Tell how many lines have the string "which" in them, and write nothing besides the number.
--- start ---
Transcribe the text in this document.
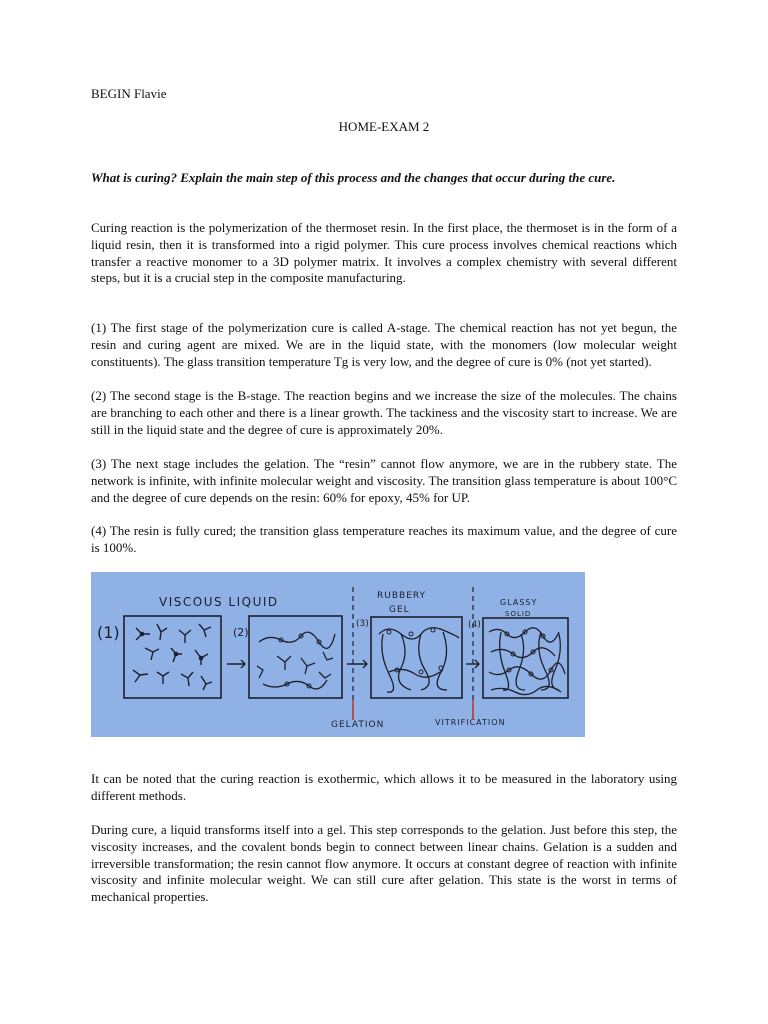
BEGIN Flavie

HOME-EXAM 2

What is curing? Explain the main step of this process and the changes that occur during the cure.

Curing reaction is the polymerization of the thermoset resin. In the first place, the thermoset is in the form of a liquid resin, then it is transformed into a rigid polymer. This cure process involves chemical reactions which transfer a reactive monomer to a 3D polymer matrix. It involves a complex chemistry with several different steps, but it is a crucial step in the composite manufacturing.

(1) The first stage of the polymerization cure is called A-stage. The chemical reaction has not yet begun, the resin and curing agent are mixed. We are in the liquid state, with the monomers (low molecular weight constituents). The glass transition temperature Tg is very low, and the degree of cure is 0% (not yet started).

(2) The second stage is the B-stage. The reaction begins and we increase the size of the molecules. The chains are branching to each other and there is a linear growth. The tackiness and the viscosity start to increase. We are still in the liquid state and the degree of cure is approximately 20%.

(3) The next stage includes the gelation. The “resin” cannot flow anymore, we are in the rubbery state. The network is infinite, with infinite molecular weight and viscosity. The transition glass temperature is about 100°C and the degree of cure depends on the resin: 60% for epoxy, 45% for UP.

(4) The resin is fully cured; the transition glass temperature reaches its maximum value, and the degree of cure is 100%.

VISCOUS LIQUID	RUBBERY
GEL
GLASSY
SOLID
(1)	(2)
(3)	(4)
GELATION	VITRIFICATION

It can be noted that the curing reaction is exothermic, which allows it to be measured in the laboratory using different methods.

During cure, a liquid transforms itself into a gel. This step corresponds to the gelation. Just before this step, the viscosity increases, and the covalent bonds begin to connect between linear chains. Gelation is a sudden and irreversible transformation; the resin cannot flow anymore. It occurs at constant degree of reaction with infinite viscosity and infinite molecular weight. We can still cure after gelation. This state is the worst in terms of mechanical properties.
--- end ---
TASK ANSWER: 2